* START *

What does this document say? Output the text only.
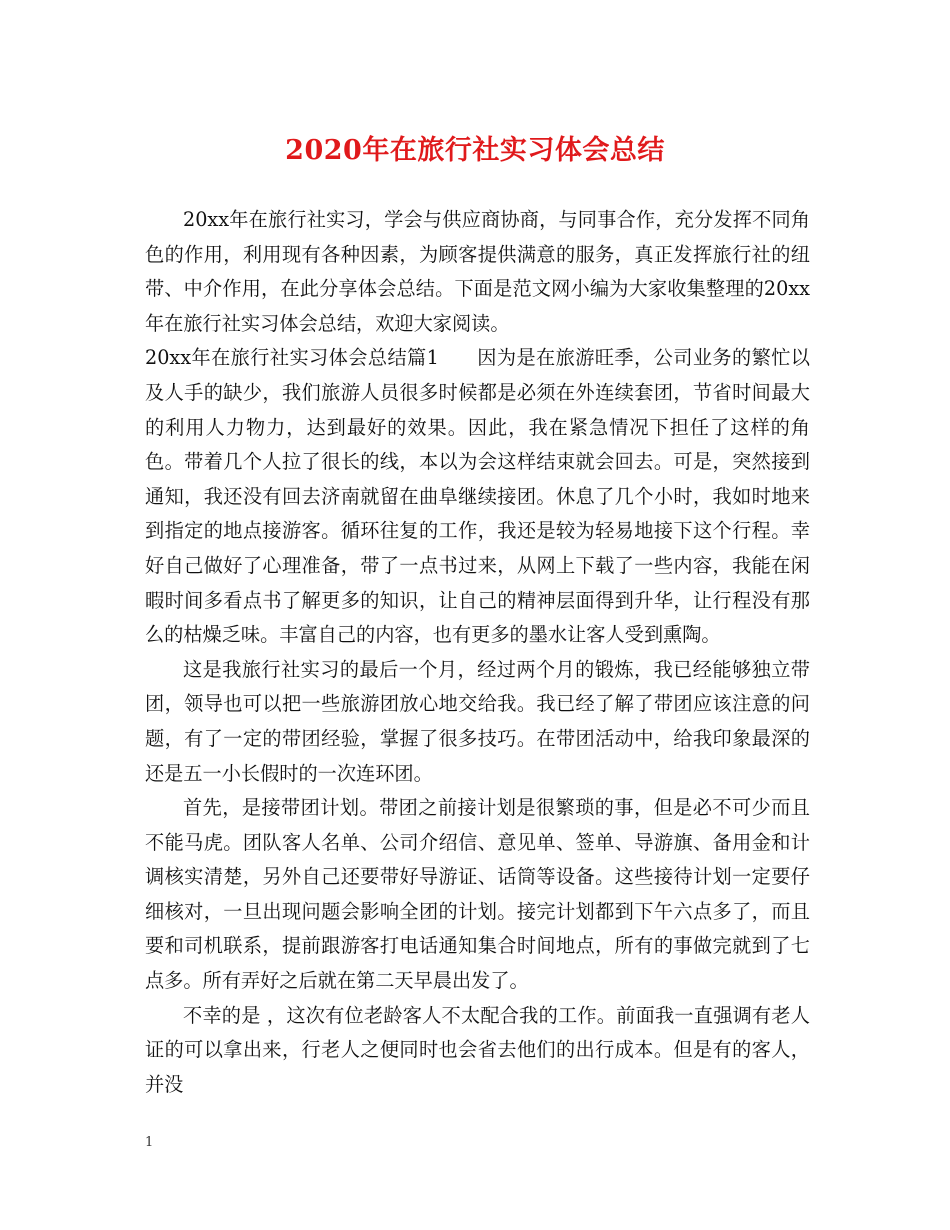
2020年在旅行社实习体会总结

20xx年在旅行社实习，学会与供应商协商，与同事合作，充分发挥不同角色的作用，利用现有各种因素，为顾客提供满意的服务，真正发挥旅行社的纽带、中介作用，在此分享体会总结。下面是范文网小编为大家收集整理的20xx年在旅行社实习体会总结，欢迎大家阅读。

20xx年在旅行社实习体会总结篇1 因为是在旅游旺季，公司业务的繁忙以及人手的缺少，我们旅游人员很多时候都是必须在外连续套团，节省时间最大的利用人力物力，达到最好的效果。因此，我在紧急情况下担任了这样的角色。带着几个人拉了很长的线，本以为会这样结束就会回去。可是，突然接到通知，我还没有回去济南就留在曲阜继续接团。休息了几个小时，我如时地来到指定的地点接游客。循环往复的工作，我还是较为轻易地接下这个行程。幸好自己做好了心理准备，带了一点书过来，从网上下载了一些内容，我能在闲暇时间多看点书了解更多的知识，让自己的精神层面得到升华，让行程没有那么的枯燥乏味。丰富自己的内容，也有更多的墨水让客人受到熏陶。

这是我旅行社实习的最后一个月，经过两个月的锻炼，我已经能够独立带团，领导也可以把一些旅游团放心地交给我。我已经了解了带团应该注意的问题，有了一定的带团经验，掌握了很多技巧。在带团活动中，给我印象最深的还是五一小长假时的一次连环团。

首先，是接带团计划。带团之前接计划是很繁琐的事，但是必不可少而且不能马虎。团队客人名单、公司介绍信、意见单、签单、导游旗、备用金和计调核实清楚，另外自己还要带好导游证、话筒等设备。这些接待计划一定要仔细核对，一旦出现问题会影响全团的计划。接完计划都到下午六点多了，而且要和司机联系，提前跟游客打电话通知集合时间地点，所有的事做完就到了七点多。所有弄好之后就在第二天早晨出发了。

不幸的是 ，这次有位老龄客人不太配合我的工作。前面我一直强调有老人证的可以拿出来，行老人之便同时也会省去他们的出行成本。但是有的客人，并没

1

* END *

AIM OF THE EXERCISE - Each line in the records above should be reproduced exactly; images are not copied.

RESPONSE -
What does this document say? Output the text only.
2020年在旅行社实习体会总结

20xx年在旅行社实习，学会与供应商协商，与同事合作，充分发挥不同角色的作用，利用现有各种因素，为顾客提供满意的服务，真正发挥旅行社的纽带、中介作用，在此分享体会总结。下面是范文网小编为大家收集整理的20xx年在旅行社实习体会总结，欢迎大家阅读。

20xx年在旅行社实习体会总结篇1 因为是在旅游旺季，公司业务的繁忙以及人手的缺少，我们旅游人员很多时候都是必须在外连续套团，节省时间最大的利用人力物力，达到最好的效果。因此，我在紧急情况下担任了这样的角色。带着几个人拉了很长的线，本以为会这样结束就会回去。可是，突然接到通知，我还没有回去济南就留在曲阜继续接团。休息了几个小时，我如时地来到指定的地点接游客。循环往复的工作，我还是较为轻易地接下这个行程。幸好自己做好了心理准备，带了一点书过来，从网上下载了一些内容，我能在闲暇时间多看点书了解更多的知识，让自己的精神层面得到升华，让行程没有那么的枯燥乏味。丰富自己的内容，也有更多的墨水让客人受到熏陶。

这是我旅行社实习的最后一个月，经过两个月的锻炼，我已经能够独立带团，领导也可以把一些旅游团放心地交给我。我已经了解了带团应该注意的问题，有了一定的带团经验，掌握了很多技巧。在带团活动中，给我印象最深的还是五一小长假时的一次连环团。

首先，是接带团计划。带团之前接计划是很繁琐的事，但是必不可少而且不能马虎。团队客人名单、公司介绍信、意见单、签单、导游旗、备用金和计调核实清楚，另外自己还要带好导游证、话筒等设备。这些接待计划一定要仔细核对，一旦出现问题会影响全团的计划。接完计划都到下午六点多了，而且要和司机联系，提前跟游客打电话通知集合时间地点，所有的事做完就到了七点多。所有弄好之后就在第二天早晨出发了。

不幸的是 ，这次有位老龄客人不太配合我的工作。前面我一直强调有老人证的可以拿出来，行老人之便同时也会省去他们的出行成本。但是有的客人，并没

1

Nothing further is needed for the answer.